To do:
Extract every line where the string "デフォルト" appears.
>> Start
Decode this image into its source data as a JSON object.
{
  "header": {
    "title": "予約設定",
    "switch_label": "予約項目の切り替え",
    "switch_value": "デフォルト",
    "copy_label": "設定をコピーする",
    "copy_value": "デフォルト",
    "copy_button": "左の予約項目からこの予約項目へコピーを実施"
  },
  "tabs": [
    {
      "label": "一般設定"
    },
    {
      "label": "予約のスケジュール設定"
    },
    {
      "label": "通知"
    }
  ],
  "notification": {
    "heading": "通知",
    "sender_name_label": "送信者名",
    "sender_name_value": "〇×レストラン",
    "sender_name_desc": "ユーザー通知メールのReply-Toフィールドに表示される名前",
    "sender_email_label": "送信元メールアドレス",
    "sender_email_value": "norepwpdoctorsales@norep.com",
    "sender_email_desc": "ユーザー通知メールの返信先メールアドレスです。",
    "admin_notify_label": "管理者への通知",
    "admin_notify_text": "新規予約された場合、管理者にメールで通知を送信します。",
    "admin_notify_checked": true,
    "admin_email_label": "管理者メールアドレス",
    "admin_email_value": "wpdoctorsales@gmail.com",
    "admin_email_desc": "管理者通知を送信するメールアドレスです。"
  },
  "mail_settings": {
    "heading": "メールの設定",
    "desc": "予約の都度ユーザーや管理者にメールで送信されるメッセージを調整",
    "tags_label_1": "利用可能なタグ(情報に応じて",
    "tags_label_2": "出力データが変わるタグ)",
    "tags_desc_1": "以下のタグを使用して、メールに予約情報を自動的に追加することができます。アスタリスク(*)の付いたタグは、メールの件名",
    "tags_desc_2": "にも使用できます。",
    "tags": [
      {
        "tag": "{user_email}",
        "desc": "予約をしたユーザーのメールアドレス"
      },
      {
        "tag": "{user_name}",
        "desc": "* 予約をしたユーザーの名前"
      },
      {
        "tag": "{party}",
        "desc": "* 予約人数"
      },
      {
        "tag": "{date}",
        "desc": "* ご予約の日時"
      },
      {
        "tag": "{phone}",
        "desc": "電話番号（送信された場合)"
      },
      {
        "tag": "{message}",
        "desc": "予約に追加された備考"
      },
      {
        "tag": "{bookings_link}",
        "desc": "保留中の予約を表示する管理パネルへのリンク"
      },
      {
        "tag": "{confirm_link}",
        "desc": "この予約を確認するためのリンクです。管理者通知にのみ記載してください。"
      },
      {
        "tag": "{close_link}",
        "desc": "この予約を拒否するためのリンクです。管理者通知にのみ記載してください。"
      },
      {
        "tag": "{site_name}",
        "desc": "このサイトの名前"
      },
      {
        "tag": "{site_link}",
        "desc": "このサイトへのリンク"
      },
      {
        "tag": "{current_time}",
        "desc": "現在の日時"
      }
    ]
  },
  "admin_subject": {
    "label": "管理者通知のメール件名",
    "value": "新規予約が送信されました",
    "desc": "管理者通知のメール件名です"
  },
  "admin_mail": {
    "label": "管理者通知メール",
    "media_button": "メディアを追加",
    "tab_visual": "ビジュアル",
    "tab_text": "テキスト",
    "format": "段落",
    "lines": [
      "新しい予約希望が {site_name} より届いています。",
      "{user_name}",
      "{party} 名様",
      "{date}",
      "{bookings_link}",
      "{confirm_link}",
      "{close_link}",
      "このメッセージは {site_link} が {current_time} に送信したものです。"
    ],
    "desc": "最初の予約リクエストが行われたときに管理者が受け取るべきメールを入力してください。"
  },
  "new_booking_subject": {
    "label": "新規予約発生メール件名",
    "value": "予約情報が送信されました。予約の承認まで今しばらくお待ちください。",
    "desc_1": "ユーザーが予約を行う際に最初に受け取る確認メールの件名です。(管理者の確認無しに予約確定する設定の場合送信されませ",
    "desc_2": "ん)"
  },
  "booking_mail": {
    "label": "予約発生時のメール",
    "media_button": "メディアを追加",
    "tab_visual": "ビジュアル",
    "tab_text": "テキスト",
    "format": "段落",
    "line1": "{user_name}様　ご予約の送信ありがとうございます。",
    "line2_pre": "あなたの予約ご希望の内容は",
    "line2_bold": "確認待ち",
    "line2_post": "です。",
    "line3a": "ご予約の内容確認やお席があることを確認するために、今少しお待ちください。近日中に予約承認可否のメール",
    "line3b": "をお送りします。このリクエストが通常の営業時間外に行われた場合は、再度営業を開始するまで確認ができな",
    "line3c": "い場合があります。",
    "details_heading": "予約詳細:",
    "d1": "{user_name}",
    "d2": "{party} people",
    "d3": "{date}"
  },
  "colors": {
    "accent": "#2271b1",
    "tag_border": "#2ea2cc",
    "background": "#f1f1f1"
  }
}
>> End
Exercise output:
    "switch_value": "デフォルト",
    "copy_value": "デフォルト",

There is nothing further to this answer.